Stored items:
========================================

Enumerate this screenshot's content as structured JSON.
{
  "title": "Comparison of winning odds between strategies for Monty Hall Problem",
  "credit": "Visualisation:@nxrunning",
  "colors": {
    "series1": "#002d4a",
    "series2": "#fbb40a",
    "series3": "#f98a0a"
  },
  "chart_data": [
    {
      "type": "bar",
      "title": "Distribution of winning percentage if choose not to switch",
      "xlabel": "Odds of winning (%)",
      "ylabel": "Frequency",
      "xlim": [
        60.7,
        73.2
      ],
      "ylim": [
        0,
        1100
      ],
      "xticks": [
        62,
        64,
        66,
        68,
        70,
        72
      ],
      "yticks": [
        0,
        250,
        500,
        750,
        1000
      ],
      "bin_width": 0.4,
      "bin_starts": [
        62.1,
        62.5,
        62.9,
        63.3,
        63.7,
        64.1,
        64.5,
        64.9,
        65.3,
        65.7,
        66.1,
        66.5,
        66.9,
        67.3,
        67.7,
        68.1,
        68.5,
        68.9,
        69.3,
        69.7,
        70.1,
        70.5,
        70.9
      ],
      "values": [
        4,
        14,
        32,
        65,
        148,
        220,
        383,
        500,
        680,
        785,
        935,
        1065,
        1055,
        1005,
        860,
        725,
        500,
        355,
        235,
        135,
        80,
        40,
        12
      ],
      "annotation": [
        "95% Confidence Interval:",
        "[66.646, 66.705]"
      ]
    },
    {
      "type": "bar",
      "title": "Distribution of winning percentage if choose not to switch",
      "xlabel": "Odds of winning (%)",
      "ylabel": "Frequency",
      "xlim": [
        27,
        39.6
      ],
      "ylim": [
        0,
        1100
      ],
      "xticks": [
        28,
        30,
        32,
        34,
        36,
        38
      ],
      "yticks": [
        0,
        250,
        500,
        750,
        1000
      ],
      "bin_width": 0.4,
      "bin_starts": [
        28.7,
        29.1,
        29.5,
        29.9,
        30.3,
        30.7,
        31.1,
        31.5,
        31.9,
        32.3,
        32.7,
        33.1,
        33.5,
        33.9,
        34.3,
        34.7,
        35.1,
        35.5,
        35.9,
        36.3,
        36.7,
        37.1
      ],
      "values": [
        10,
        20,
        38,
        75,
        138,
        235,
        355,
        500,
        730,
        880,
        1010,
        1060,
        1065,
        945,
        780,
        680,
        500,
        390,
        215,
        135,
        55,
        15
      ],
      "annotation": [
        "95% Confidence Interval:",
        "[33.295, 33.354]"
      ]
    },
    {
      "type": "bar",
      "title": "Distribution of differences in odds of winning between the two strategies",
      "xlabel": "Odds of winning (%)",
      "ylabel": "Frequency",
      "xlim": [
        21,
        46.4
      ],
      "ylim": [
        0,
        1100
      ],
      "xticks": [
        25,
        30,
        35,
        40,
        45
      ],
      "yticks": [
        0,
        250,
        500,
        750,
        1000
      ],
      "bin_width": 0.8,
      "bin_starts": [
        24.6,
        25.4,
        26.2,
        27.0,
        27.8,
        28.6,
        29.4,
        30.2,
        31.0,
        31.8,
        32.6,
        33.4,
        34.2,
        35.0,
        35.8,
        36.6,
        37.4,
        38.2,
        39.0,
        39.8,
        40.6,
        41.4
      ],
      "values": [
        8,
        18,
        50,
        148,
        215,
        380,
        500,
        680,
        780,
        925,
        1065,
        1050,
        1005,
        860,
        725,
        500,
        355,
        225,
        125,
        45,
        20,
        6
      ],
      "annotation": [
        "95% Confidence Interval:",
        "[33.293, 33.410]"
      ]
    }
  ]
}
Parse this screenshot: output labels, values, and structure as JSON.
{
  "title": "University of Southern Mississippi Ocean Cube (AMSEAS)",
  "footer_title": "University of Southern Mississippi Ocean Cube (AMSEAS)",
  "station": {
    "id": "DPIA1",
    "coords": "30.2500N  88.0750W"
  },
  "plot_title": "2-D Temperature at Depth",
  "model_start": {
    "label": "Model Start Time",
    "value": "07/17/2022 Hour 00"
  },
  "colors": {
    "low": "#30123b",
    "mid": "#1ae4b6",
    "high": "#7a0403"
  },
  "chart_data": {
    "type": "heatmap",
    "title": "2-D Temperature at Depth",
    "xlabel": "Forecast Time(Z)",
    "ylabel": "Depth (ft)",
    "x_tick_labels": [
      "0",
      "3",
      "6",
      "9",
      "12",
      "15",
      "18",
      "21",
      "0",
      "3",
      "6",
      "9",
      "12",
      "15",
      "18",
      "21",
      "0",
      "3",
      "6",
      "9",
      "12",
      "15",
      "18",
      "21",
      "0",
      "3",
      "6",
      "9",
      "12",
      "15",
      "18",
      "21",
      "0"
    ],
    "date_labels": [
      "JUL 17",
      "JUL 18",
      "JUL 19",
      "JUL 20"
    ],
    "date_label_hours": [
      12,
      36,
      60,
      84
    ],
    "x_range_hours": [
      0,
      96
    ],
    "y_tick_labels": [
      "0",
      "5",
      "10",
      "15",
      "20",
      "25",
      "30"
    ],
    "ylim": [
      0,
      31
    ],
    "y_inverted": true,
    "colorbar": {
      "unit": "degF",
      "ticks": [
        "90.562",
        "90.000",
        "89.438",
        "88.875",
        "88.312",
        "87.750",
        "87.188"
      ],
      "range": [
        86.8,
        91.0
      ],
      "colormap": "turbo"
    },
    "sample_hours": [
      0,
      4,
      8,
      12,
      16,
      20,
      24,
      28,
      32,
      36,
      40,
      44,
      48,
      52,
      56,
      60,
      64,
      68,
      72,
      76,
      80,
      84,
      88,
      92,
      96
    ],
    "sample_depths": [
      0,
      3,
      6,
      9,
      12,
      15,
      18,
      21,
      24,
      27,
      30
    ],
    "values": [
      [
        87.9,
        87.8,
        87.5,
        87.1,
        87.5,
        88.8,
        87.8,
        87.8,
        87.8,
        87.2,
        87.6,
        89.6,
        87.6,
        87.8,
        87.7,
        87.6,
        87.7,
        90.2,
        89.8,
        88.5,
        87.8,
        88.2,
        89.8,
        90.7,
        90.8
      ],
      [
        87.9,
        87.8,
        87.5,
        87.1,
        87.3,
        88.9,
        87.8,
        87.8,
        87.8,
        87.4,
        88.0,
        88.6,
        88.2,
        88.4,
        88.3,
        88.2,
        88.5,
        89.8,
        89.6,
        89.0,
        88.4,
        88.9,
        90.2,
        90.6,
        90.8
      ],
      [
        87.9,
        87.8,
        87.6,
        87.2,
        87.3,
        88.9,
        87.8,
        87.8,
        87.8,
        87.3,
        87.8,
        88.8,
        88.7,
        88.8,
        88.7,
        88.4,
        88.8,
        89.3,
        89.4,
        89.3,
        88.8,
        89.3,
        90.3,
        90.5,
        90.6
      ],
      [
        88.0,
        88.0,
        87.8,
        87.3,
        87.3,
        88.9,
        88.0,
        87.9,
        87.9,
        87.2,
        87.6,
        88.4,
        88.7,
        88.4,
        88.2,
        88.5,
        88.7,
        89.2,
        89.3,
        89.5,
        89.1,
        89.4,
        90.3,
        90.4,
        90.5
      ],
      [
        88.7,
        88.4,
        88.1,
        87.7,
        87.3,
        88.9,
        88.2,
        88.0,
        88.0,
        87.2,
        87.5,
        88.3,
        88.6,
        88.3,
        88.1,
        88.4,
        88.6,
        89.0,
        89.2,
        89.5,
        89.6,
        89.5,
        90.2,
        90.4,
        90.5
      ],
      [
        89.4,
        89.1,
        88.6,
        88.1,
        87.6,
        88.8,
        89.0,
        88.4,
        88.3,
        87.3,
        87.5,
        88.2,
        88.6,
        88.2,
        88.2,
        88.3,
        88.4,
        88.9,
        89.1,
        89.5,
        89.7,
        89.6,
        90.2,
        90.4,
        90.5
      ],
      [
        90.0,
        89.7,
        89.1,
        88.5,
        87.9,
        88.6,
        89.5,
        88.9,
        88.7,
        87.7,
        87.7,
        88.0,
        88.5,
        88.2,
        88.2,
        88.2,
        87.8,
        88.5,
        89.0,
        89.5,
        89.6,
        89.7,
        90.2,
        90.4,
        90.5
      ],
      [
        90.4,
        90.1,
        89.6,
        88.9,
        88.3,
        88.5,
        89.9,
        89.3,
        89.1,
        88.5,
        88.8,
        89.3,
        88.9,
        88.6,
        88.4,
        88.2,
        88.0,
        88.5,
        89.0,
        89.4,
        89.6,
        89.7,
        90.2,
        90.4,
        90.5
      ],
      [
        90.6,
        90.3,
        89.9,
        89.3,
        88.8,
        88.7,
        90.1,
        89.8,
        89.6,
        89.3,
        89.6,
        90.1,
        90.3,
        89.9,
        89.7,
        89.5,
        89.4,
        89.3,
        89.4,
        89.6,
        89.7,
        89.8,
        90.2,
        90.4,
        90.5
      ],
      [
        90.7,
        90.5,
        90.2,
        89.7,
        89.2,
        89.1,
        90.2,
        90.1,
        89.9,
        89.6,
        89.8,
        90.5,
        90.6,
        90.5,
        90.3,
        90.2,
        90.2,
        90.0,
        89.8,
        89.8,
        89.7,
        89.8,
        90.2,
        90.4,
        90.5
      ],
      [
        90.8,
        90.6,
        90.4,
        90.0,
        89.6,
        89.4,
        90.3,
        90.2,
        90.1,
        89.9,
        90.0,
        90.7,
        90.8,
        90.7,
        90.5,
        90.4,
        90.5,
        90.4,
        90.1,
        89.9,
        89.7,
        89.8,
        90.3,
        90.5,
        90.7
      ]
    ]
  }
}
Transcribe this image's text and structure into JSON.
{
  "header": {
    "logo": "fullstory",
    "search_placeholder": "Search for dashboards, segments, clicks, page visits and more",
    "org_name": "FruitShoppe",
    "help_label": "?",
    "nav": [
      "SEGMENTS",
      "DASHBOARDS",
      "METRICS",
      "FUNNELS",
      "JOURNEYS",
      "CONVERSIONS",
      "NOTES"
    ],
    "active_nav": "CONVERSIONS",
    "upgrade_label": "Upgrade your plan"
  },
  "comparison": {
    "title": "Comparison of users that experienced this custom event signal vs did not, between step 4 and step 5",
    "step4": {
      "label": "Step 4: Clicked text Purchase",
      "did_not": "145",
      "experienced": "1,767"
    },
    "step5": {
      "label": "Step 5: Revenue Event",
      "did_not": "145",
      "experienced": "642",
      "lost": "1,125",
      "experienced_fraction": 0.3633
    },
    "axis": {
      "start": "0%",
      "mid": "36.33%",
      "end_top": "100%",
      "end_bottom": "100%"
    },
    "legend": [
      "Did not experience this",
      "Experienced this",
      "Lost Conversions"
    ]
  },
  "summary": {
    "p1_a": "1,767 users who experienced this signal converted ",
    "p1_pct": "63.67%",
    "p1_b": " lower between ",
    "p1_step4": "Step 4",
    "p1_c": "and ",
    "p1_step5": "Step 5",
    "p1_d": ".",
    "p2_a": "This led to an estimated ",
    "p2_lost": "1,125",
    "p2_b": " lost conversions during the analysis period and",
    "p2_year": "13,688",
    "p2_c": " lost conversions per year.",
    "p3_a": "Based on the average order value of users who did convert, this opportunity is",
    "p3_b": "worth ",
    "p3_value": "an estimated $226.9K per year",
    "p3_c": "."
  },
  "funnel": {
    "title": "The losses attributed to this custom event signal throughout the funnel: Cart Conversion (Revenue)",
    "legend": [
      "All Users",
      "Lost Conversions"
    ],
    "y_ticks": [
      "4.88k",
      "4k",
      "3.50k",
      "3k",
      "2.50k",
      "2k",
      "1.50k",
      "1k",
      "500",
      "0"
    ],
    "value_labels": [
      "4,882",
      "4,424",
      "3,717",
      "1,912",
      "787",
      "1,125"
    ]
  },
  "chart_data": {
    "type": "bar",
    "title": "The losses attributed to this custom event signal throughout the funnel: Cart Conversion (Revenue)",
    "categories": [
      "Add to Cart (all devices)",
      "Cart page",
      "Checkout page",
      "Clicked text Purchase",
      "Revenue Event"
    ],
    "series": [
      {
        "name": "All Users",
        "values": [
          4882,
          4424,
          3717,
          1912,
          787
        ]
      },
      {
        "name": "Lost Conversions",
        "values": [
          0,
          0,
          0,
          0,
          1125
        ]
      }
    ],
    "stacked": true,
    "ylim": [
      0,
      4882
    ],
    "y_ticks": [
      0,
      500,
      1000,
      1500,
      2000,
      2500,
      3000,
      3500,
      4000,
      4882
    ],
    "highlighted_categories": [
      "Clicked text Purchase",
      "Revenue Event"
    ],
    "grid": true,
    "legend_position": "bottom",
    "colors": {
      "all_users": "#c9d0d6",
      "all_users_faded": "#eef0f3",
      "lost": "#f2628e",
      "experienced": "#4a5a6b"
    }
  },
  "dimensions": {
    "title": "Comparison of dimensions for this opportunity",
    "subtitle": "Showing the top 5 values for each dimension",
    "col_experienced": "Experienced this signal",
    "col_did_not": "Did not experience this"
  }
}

========================================

▶ [Aim] Using the entries above, tally how many lines have the word "page" in them; write the number and nothing more.

▶ [Answer for the task] 3